* What to work on
Filter the entries that follow, copying every line in which the word "sulfate" appears.

* Stored data
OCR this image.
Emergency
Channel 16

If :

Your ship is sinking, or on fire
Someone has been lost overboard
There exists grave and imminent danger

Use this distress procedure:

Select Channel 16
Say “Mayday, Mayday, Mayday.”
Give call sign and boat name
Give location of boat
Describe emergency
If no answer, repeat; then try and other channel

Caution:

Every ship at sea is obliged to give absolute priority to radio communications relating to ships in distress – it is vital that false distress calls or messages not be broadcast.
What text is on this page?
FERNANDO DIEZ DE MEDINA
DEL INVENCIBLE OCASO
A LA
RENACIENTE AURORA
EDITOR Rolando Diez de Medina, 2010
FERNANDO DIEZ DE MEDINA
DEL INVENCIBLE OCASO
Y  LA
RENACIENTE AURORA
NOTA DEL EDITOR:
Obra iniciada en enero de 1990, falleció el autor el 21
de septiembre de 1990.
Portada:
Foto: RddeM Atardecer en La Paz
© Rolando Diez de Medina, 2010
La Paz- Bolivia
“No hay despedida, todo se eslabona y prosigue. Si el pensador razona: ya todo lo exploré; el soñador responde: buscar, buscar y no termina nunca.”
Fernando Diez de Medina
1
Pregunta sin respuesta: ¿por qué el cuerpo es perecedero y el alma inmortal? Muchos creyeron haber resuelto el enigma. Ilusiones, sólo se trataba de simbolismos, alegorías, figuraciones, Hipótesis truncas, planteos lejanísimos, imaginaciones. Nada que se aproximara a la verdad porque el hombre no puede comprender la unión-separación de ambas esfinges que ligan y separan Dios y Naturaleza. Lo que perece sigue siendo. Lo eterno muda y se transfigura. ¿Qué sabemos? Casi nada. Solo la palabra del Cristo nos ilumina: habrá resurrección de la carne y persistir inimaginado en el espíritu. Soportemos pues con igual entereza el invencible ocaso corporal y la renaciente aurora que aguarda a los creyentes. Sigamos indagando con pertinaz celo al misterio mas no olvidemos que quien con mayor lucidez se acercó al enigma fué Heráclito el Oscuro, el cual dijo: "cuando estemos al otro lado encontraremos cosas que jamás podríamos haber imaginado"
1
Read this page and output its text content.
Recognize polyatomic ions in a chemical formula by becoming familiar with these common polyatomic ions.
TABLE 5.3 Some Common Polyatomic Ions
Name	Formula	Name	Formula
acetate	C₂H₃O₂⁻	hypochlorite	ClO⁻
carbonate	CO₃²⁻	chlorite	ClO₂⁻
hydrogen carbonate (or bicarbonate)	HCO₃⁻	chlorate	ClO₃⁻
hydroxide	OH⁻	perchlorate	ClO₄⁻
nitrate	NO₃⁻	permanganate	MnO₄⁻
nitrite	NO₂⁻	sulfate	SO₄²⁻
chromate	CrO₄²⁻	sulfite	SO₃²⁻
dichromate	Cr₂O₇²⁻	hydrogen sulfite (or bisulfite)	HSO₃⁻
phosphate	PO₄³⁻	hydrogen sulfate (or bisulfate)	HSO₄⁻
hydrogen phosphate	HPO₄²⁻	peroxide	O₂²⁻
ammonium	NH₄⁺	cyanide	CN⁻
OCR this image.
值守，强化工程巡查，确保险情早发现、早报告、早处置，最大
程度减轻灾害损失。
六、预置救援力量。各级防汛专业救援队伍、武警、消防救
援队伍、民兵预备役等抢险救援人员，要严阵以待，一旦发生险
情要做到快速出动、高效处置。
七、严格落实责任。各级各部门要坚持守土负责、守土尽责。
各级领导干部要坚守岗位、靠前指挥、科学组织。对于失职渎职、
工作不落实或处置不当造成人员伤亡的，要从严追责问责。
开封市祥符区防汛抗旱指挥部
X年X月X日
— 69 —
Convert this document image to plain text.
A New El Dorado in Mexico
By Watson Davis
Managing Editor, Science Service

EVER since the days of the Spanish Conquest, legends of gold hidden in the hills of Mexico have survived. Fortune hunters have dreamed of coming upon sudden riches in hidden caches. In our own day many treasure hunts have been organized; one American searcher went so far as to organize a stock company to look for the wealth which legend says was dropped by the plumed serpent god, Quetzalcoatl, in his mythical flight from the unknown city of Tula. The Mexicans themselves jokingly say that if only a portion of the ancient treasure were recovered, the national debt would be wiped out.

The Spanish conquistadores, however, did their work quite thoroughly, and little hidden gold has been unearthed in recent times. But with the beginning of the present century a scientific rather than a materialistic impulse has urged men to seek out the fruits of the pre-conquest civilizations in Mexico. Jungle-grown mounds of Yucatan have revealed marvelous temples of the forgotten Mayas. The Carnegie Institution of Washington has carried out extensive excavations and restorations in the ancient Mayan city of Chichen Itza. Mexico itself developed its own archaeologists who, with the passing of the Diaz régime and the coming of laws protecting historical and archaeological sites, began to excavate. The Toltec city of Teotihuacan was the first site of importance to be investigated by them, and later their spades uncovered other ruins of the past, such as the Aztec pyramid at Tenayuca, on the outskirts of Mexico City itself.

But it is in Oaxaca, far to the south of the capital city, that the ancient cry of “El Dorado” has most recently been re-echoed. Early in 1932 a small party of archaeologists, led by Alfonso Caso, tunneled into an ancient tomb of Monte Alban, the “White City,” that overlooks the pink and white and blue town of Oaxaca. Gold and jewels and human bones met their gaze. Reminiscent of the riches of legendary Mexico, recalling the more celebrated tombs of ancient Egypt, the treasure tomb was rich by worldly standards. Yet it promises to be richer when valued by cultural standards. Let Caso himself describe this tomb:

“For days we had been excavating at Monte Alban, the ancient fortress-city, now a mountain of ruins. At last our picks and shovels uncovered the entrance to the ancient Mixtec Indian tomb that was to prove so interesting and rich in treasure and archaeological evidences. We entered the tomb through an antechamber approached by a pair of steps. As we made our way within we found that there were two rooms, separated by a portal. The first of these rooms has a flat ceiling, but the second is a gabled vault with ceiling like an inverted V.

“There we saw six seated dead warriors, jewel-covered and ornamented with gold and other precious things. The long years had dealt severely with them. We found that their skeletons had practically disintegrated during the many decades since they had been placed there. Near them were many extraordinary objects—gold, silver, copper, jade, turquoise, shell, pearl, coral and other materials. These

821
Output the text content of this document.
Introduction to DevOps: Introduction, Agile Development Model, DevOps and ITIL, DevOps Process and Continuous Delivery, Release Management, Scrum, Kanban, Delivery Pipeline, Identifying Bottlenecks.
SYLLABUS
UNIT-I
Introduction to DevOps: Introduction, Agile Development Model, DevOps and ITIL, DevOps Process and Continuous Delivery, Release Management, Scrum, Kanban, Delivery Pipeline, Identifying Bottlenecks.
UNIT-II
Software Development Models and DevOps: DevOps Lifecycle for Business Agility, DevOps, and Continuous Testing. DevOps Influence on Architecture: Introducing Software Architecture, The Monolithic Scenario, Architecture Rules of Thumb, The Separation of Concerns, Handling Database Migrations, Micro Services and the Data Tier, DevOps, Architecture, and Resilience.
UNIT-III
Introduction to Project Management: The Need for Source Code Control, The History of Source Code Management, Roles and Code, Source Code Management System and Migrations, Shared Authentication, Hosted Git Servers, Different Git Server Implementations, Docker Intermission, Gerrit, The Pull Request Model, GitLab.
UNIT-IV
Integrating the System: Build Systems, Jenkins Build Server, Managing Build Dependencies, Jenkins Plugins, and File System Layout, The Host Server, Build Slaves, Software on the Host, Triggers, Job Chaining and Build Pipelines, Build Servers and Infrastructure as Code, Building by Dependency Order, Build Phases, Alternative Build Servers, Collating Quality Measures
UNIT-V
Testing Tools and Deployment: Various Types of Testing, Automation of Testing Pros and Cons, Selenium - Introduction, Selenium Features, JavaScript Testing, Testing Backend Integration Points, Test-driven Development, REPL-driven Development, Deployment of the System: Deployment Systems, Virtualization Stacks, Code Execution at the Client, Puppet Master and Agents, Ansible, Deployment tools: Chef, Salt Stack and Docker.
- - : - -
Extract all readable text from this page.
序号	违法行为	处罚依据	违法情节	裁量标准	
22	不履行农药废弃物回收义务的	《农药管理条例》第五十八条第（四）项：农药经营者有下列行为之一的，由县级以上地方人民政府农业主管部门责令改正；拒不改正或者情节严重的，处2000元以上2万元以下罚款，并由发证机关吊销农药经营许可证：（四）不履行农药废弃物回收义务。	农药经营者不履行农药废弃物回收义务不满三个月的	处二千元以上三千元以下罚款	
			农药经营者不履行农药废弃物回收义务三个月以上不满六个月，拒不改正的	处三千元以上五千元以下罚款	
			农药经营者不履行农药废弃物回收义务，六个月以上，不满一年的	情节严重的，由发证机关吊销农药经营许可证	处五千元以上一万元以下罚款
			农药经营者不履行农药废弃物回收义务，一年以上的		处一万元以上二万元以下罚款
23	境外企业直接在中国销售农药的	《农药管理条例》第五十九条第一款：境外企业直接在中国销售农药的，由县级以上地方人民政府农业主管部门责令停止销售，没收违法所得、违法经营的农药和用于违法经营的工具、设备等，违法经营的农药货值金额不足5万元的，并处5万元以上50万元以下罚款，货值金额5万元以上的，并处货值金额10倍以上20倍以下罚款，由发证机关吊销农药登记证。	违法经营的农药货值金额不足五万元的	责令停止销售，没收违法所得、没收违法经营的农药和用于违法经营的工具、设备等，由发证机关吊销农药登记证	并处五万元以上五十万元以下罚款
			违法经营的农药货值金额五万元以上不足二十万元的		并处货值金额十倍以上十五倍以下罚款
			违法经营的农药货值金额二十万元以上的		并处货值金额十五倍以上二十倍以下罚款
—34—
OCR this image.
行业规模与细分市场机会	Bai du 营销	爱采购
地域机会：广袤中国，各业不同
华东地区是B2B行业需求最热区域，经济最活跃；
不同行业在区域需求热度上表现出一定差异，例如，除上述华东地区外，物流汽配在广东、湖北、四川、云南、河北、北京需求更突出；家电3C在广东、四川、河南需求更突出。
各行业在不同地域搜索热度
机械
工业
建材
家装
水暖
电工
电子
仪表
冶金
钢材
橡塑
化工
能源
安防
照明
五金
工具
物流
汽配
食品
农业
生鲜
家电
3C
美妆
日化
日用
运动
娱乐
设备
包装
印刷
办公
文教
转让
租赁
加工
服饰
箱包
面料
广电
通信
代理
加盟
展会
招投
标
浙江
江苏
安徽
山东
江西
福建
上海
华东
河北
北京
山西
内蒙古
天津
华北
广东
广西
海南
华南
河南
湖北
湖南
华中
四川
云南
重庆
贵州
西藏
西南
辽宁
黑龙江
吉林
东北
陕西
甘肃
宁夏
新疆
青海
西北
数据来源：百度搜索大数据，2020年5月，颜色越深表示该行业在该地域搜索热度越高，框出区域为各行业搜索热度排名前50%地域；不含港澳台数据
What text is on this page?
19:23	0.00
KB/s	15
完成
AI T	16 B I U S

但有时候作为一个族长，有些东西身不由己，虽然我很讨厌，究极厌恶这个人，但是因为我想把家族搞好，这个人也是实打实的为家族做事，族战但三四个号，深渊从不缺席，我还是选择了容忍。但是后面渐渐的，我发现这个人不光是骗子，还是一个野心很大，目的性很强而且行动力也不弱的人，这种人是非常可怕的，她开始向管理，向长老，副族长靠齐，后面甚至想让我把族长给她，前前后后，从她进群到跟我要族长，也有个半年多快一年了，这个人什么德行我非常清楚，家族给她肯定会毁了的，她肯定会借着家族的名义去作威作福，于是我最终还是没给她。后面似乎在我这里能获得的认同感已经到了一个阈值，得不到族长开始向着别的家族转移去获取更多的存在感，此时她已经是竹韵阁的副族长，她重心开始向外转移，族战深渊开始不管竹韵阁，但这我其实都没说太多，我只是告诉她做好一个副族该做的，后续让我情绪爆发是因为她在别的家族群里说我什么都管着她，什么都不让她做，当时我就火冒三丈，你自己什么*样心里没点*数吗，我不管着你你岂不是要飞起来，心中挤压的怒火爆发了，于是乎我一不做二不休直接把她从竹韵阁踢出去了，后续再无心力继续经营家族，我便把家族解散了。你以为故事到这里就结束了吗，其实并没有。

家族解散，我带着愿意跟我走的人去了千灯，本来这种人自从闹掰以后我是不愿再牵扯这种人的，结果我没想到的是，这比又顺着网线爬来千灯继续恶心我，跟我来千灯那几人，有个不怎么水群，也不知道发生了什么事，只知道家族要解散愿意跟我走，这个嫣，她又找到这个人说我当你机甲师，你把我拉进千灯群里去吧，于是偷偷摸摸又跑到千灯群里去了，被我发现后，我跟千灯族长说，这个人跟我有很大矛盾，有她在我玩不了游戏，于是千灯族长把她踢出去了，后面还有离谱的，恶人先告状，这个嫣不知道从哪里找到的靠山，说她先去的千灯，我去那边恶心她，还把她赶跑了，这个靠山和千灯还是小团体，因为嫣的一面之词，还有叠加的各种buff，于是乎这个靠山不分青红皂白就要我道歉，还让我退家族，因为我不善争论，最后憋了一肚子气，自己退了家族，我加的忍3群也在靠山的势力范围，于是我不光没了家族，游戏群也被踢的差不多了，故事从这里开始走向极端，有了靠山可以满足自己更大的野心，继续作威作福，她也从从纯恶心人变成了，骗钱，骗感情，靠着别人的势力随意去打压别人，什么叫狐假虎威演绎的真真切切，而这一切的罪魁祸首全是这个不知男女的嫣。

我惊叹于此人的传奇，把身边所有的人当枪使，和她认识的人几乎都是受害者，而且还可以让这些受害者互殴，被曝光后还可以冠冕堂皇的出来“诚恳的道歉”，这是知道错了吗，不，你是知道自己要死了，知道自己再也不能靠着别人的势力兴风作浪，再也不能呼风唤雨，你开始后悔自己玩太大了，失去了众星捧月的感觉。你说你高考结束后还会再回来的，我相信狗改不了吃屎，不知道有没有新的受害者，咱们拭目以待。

* In response
nitrite	NO₂⁻	sulfate	SO₄²⁻
phosphate	PO₄³⁻	hydrogen sulfate (or bisulfate)	HSO₄⁻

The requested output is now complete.